• **TASK REQUIREMENTS**: Type the records out again in full, exactly.

• **PROVIDED INFORMATION**:
+ + + +

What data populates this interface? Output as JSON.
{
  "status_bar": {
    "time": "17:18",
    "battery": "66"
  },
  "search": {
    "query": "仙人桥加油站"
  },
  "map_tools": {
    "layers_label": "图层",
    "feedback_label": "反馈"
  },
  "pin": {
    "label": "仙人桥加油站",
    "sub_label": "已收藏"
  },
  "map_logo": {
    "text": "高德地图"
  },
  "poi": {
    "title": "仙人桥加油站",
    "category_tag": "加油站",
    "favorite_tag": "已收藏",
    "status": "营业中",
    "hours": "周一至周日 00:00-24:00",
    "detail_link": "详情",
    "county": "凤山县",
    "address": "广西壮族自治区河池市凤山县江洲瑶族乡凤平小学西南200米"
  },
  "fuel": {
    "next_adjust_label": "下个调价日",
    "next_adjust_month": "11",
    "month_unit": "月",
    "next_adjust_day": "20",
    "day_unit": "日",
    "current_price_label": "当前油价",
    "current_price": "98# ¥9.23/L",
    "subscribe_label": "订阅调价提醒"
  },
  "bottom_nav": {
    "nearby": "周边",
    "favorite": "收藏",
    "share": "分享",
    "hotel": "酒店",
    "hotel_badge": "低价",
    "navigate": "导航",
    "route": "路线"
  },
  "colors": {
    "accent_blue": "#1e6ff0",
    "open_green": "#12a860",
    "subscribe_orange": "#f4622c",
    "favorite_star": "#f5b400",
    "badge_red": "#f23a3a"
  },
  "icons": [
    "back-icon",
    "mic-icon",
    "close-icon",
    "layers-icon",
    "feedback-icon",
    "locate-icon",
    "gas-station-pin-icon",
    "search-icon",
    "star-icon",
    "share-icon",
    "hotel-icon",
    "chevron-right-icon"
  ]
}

+ + + +

• **SOLUTION TO THIS EXERCISE**:
What data populates this interface? Output as JSON.
{
  "status_bar": {
    "time": "17:18",
    "battery": "66"
  },
  "search": {
    "query": "仙人桥加油站"
  },
  "map_tools": {
    "layers_label": "图层",
    "feedback_label": "反馈"
  },
  "pin": {
    "label": "仙人桥加油站",
    "sub_label": "已收藏"
  },
  "map_logo": {
    "text": "高德地图"
  },
  "poi": {
    "title": "仙人桥加油站",
    "category_tag": "加油站",
    "favorite_tag": "已收藏",
    "status": "营业中",
    "hours": "周一至周日 00:00-24:00",
    "detail_link": "详情",
    "county": "凤山县",
    "address": "广西壮族自治区河池市凤山县江洲瑶族乡凤平小学西南200米"
  },
  "fuel": {
    "next_adjust_label": "下个调价日",
    "next_adjust_month": "11",
    "month_unit": "月",
    "next_adjust_day": "20",
    "day_unit": "日",
    "current_price_label": "当前油价",
    "current_price": "98# ¥9.23/L",
    "subscribe_label": "订阅调价提醒"
  },
  "bottom_nav": {
    "nearby": "周边",
    "favorite": "收藏",
    "share": "分享",
    "hotel": "酒店",
    "hotel_badge": "低价",
    "navigate": "导航",
    "route": "路线"
  },
  "colors": {
    "accent_blue": "#1e6ff0",
    "open_green": "#12a860",
    "subscribe_orange": "#f4622c",
    "favorite_star": "#f5b400",
    "badge_red": "#f23a3a"
  },
  "icons": [
    "back-icon",
    "mic-icon",
    "close-icon",
    "layers-icon",
    "feedback-icon",
    "locate-icon",
    "gas-station-pin-icon",
    "search-icon",
    "star-icon",
    "share-icon",
    "hotel-icon",
    "chevron-right-icon"
  ]
}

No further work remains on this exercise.